[Extracted records]

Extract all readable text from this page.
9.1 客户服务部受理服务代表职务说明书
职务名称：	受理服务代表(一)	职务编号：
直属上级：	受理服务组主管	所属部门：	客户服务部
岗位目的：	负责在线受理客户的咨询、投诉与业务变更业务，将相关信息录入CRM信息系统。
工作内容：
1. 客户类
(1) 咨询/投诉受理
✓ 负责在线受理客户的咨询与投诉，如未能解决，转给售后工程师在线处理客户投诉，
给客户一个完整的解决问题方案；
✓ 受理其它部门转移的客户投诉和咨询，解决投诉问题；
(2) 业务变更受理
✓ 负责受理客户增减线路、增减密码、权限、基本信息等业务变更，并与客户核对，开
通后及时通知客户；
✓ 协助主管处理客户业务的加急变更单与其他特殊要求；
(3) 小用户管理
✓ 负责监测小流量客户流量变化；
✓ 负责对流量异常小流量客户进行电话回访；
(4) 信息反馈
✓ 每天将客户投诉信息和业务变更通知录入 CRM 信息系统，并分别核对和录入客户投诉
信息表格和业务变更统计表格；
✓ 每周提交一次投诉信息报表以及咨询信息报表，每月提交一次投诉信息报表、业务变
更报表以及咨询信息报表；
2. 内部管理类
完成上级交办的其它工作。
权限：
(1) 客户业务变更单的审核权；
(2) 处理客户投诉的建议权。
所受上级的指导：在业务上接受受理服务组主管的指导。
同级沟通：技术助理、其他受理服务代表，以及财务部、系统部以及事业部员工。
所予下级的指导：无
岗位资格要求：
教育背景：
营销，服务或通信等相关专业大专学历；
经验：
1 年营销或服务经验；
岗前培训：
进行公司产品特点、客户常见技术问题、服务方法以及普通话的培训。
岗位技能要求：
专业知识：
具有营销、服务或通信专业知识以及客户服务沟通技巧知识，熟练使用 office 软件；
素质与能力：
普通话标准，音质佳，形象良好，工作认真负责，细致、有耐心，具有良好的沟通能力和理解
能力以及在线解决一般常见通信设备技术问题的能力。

» Exercise task:
Write out the entries above word for word.

» Solution for this problem:
Extract all readable text from this page.
9.1 客户服务部受理服务代表职务说明书
职务名称：	受理服务代表(一)	职务编号：
直属上级：	受理服务组主管	所属部门：	客户服务部
岗位目的：	负责在线受理客户的咨询、投诉与业务变更业务，将相关信息录入CRM信息系统。
工作内容：
1. 客户类
(1) 咨询/投诉受理
✓ 负责在线受理客户的咨询与投诉，如未能解决，转给售后工程师在线处理客户投诉，
给客户一个完整的解决问题方案；
✓ 受理其它部门转移的客户投诉和咨询，解决投诉问题；
(2) 业务变更受理
✓ 负责受理客户增减线路、增减密码、权限、基本信息等业务变更，并与客户核对，开
通后及时通知客户；
✓ 协助主管处理客户业务的加急变更单与其他特殊要求；
(3) 小用户管理
✓ 负责监测小流量客户流量变化；
✓ 负责对流量异常小流量客户进行电话回访；
(4) 信息反馈
✓ 每天将客户投诉信息和业务变更通知录入 CRM 信息系统，并分别核对和录入客户投诉
信息表格和业务变更统计表格；
✓ 每周提交一次投诉信息报表以及咨询信息报表，每月提交一次投诉信息报表、业务变
更报表以及咨询信息报表；
2. 内部管理类
完成上级交办的其它工作。
权限：
(1) 客户业务变更单的审核权；
(2) 处理客户投诉的建议权。
所受上级的指导：在业务上接受受理服务组主管的指导。
同级沟通：技术助理、其他受理服务代表，以及财务部、系统部以及事业部员工。
所予下级的指导：无
岗位资格要求：
教育背景：
营销，服务或通信等相关专业大专学历；
经验：
1 年营销或服务经验；
岗前培训：
进行公司产品特点、客户常见技术问题、服务方法以及普通话的培训。
岗位技能要求：
专业知识：
具有营销、服务或通信专业知识以及客户服务沟通技巧知识，熟练使用 office 软件；
素质与能力：
普通话标准，音质佳，形象良好，工作认真负责，细致、有耐心，具有良好的沟通能力和理解
能力以及在线解决一般常见通信设备技术问题的能力。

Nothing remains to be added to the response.